--- WORKING DATA ---

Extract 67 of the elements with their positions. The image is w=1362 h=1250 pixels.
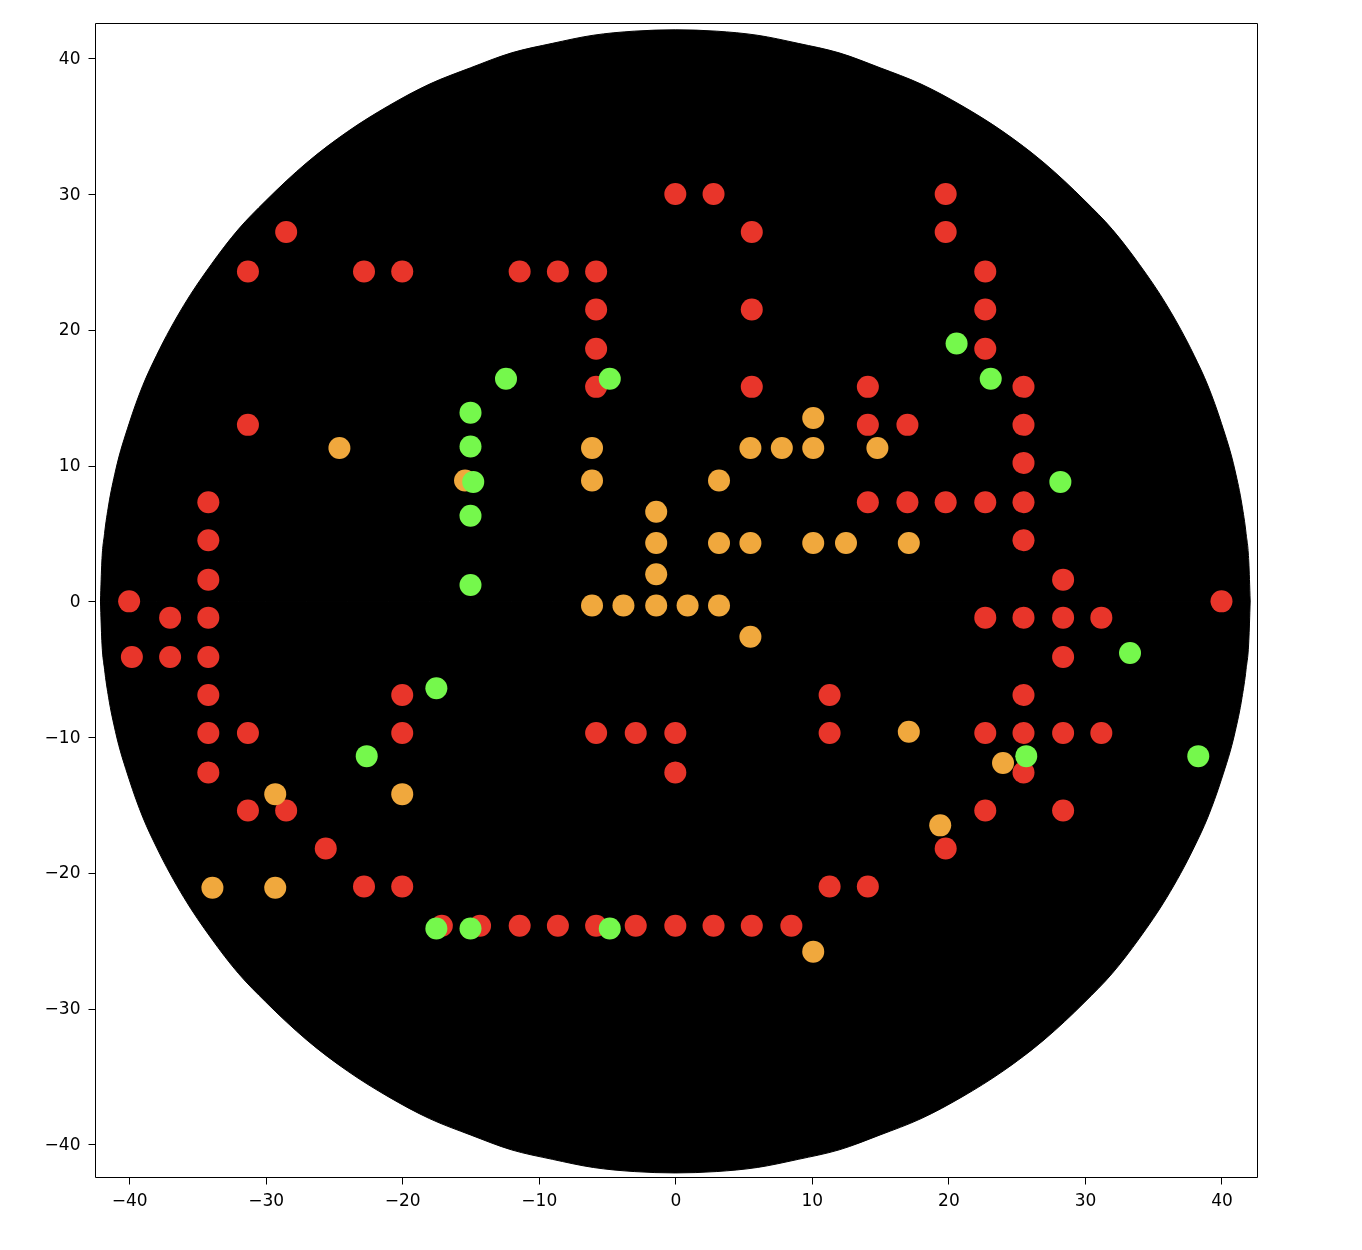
- y-tick-label: 10: [58, 455, 81, 476]
- point: [612, 594, 635, 617]
- point: [866, 436, 889, 459]
- point: [1119, 641, 1142, 664]
- point: [739, 532, 762, 554]
- point: [645, 500, 668, 523]
- point: [1187, 745, 1210, 768]
- point: [459, 504, 482, 527]
- point: [770, 436, 793, 459]
- point: [708, 594, 731, 617]
- y-tick-label: 20: [58, 319, 81, 340]
- y-tick-label: −10: [44, 726, 81, 747]
- point: [802, 940, 825, 963]
- x-tick-label: −10: [521, 1189, 558, 1210]
- point: [459, 574, 482, 597]
- point: [355, 745, 378, 768]
- point: [459, 401, 482, 424]
- point: [391, 783, 414, 806]
- point: [802, 407, 825, 430]
- point: [581, 469, 604, 492]
- y-tick-label: 30: [58, 183, 81, 204]
- point: [1015, 745, 1038, 768]
- point: [645, 563, 668, 586]
- y-tick-label: 0: [69, 590, 81, 611]
- point: [425, 917, 448, 940]
- x-tick-label: −30: [248, 1189, 285, 1210]
- point: [897, 720, 920, 743]
- point: [462, 470, 485, 493]
- x-tick-label: 10: [801, 1189, 824, 1210]
- x-tick-label: 30: [1074, 1189, 1097, 1210]
- x-tick-label: 20: [938, 1189, 960, 1210]
- point: [598, 917, 621, 940]
- point: [264, 876, 287, 899]
- point: [581, 594, 604, 617]
- point: [835, 532, 857, 554]
- point: [201, 876, 224, 899]
- point: [802, 532, 825, 554]
- point: [708, 532, 731, 554]
- point: [459, 917, 482, 940]
- point: [645, 594, 668, 617]
- point: [676, 594, 699, 617]
- x-tick-label: −40: [111, 1189, 148, 1210]
- point: [645, 532, 668, 554]
- x-tick-label: 40: [1211, 1189, 1233, 1210]
- point: [992, 751, 1015, 774]
- y-tick-label: −20: [44, 862, 81, 883]
- y-tick-label: 40: [58, 47, 81, 68]
- point: [708, 469, 731, 492]
- point: [459, 435, 482, 458]
- point: [328, 436, 351, 459]
- point: [945, 332, 968, 355]
- x-tick-label: −20: [384, 1189, 421, 1210]
- point: [1049, 470, 1072, 493]
- point: [929, 814, 952, 837]
- point: [739, 436, 762, 459]
- point: [264, 783, 287, 806]
- x-tick-label: 0: [670, 1189, 682, 1210]
- point: [897, 532, 920, 554]
- y-tick-label: −30: [44, 998, 81, 1019]
- point: [425, 677, 448, 700]
- point: [581, 436, 604, 459]
- point: [598, 367, 621, 390]
- point: [979, 367, 1002, 390]
- point: [739, 625, 762, 648]
- y-tick-label: −40: [44, 1133, 81, 1154]
- point: [495, 367, 517, 390]
- point: [802, 436, 825, 459]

---

Repeat the material above line for line without changing anything, and leave out the picture.

Extract 67 of the elements with their positions. The image is w=1362 h=1250 pixels.
- y-tick-label: 10: [58, 455, 81, 476]
- point: [612, 594, 635, 617]
- point: [866, 436, 889, 459]
- point: [1119, 641, 1142, 664]
- point: [739, 532, 762, 554]
- point: [645, 500, 668, 523]
- point: [1187, 745, 1210, 768]
- point: [459, 504, 482, 527]
- point: [770, 436, 793, 459]
- point: [708, 594, 731, 617]
- y-tick-label: 20: [58, 319, 81, 340]
- y-tick-label: −10: [44, 726, 81, 747]
- point: [802, 940, 825, 963]
- x-tick-label: −10: [521, 1189, 558, 1210]
- point: [459, 574, 482, 597]
- point: [355, 745, 378, 768]
- point: [459, 401, 482, 424]
- point: [391, 783, 414, 806]
- point: [802, 407, 825, 430]
- point: [581, 469, 604, 492]
- y-tick-label: 30: [58, 183, 81, 204]
- point: [1015, 745, 1038, 768]
- point: [645, 563, 668, 586]
- y-tick-label: 0: [69, 590, 81, 611]
- point: [425, 917, 448, 940]
- x-tick-label: −30: [248, 1189, 285, 1210]
- point: [897, 720, 920, 743]
- point: [462, 470, 485, 493]
- x-tick-label: 10: [801, 1189, 824, 1210]
- x-tick-label: 30: [1074, 1189, 1097, 1210]
- x-tick-label: 20: [938, 1189, 960, 1210]
- point: [598, 917, 621, 940]
- point: [264, 876, 287, 899]
- point: [581, 594, 604, 617]
- point: [835, 532, 857, 554]
- point: [201, 876, 224, 899]
- point: [802, 532, 825, 554]
- point: [708, 532, 731, 554]
- point: [459, 917, 482, 940]
- point: [645, 594, 668, 617]
- point: [676, 594, 699, 617]
- x-tick-label: −40: [111, 1189, 148, 1210]
- point: [645, 532, 668, 554]
- x-tick-label: 40: [1211, 1189, 1233, 1210]
- point: [992, 751, 1015, 774]
- y-tick-label: −20: [44, 862, 81, 883]
- y-tick-label: 40: [58, 47, 81, 68]
- point: [708, 469, 731, 492]
- point: [459, 435, 482, 458]
- point: [328, 436, 351, 459]
- point: [945, 332, 968, 355]
- x-tick-label: −20: [384, 1189, 421, 1210]
- point: [1049, 470, 1072, 493]
- point: [929, 814, 952, 837]
- point: [739, 436, 762, 459]
- point: [264, 783, 287, 806]
- x-tick-label: 0: [670, 1189, 682, 1210]
- point: [897, 532, 920, 554]
- y-tick-label: −30: [44, 998, 81, 1019]
- point: [425, 677, 448, 700]
- point: [581, 436, 604, 459]
- point: [598, 367, 621, 390]
- point: [979, 367, 1002, 390]
- point: [739, 625, 762, 648]
- y-tick-label: −40: [44, 1133, 81, 1154]
- point: [495, 367, 517, 390]
- point: [802, 436, 825, 459]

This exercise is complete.